The data

=-=-=-=-=

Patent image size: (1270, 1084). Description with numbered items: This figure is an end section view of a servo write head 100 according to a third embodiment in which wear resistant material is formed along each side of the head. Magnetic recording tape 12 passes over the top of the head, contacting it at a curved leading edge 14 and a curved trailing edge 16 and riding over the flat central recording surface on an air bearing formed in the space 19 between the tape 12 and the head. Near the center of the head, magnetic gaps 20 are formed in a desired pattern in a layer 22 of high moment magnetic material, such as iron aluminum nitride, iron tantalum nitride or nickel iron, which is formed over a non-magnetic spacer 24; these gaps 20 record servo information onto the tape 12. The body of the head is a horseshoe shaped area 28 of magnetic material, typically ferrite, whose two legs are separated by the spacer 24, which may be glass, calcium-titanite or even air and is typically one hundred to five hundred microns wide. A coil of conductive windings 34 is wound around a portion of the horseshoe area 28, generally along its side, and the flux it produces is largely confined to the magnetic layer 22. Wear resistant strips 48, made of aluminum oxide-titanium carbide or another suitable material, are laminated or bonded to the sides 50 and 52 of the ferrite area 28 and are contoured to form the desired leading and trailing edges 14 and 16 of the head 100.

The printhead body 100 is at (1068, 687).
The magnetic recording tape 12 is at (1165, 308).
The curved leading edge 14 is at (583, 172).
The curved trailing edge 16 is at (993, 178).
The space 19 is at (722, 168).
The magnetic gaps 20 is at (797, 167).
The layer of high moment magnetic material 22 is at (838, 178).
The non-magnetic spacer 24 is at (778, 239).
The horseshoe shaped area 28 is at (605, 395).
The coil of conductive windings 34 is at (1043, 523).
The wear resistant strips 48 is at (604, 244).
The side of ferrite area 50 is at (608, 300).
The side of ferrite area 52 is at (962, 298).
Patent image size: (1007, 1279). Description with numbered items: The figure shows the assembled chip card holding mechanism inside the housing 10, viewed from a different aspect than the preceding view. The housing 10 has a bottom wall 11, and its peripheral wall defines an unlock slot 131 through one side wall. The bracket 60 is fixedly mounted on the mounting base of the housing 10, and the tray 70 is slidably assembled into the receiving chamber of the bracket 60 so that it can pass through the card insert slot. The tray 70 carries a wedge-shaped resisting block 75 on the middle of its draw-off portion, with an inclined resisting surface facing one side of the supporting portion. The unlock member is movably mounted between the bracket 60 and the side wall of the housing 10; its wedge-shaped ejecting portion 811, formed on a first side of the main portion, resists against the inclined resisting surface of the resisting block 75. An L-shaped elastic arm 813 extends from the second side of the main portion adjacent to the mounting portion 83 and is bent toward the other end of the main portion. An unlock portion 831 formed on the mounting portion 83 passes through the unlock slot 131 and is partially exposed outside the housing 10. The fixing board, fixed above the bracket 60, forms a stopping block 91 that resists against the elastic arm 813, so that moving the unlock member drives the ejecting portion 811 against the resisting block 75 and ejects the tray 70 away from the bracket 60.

=-=-=-=-=

Print every line of the two entries above again, word for word and in the same order.

Patent image size: (1270, 1084). Description with numbered items: This figure is an end section view of a servo write head 100 according to a third embodiment in which wear resistant material is formed along each side of the head. Magnetic recording tape 12 passes over the top of the head, contacting it at a curved leading edge 14 and a curved trailing edge 16 and riding over the flat central recording surface on an air bearing formed in the space 19 between the tape 12 and the head. Near the center of the head, magnetic gaps 20 are formed in a desired pattern in a layer 22 of high moment magnetic material, such as iron aluminum nitride, iron tantalum nitride or nickel iron, which is formed over a non-magnetic spacer 24; these gaps 20 record servo information onto the tape 12. The body of the head is a horseshoe shaped area 28 of magnetic material, typically ferrite, whose two legs are separated by the spacer 24, which may be glass, calcium-titanite or even air and is typically one hundred to five hundred microns wide. A coil of conductive windings 34 is wound around a portion of the horseshoe area 28, generally along its side, and the flux it produces is largely confined to the magnetic layer 22. Wear resistant strips 48, made of aluminum oxide-titanium carbide or another suitable material, are laminated or bonded to the sides 50 and 52 of the ferrite area 28 and are contoured to form the desired leading and trailing edges 14 and 16 of the head 100.

The printhead body 100 is at (1068, 687).
The magnetic recording tape 12 is at (1165, 308).
The curved leading edge 14 is at (583, 172).
The curved trailing edge 16 is at (993, 178).
The space 19 is at (722, 168).
The magnetic gaps 20 is at (797, 167).
The layer of high moment magnetic material 22 is at (838, 178).
The non-magnetic spacer 24 is at (778, 239).
The horseshoe shaped area 28 is at (605, 395).
The coil of conductive windings 34 is at (1043, 523).
The wear resistant strips 48 is at (604, 244).
The side of ferrite area 50 is at (608, 300).
The side of ferrite area 52 is at (962, 298).
Patent image size: (1007, 1279). Description with numbered items: The figure shows the assembled chip card holding mechanism inside the housing 10, viewed from a different aspect than the preceding view. The housing 10 has a bottom wall 11, and its peripheral wall defines an unlock slot 131 through one side wall. The bracket 60 is fixedly mounted on the mounting base of the housing 10, and the tray 70 is slidably assembled into the receiving chamber of the bracket 60 so that it can pass through the card insert slot. The tray 70 carries a wedge-shaped resisting block 75 on the middle of its draw-off portion, with an inclined resisting surface facing one side of the supporting portion. The unlock member is movably mounted between the bracket 60 and the side wall of the housing 10; its wedge-shaped ejecting portion 811, formed on a first side of the main portion, resists against the inclined resisting surface of the resisting block 75. An L-shaped elastic arm 813 extends from the second side of the main portion adjacent to the mounting portion 83 and is bent toward the other end of the main portion. An unlock portion 831 formed on the mounting portion 83 passes through the unlock slot 131 and is partially exposed outside the housing 10. The fixing board, fixed above the bracket 60, forms a stopping block 91 that resists against the elastic arm 813, so that moving the unlock member drives the ejecting portion 811 against the resisting block 75 and ejects the tray 70 away from the bracket 60.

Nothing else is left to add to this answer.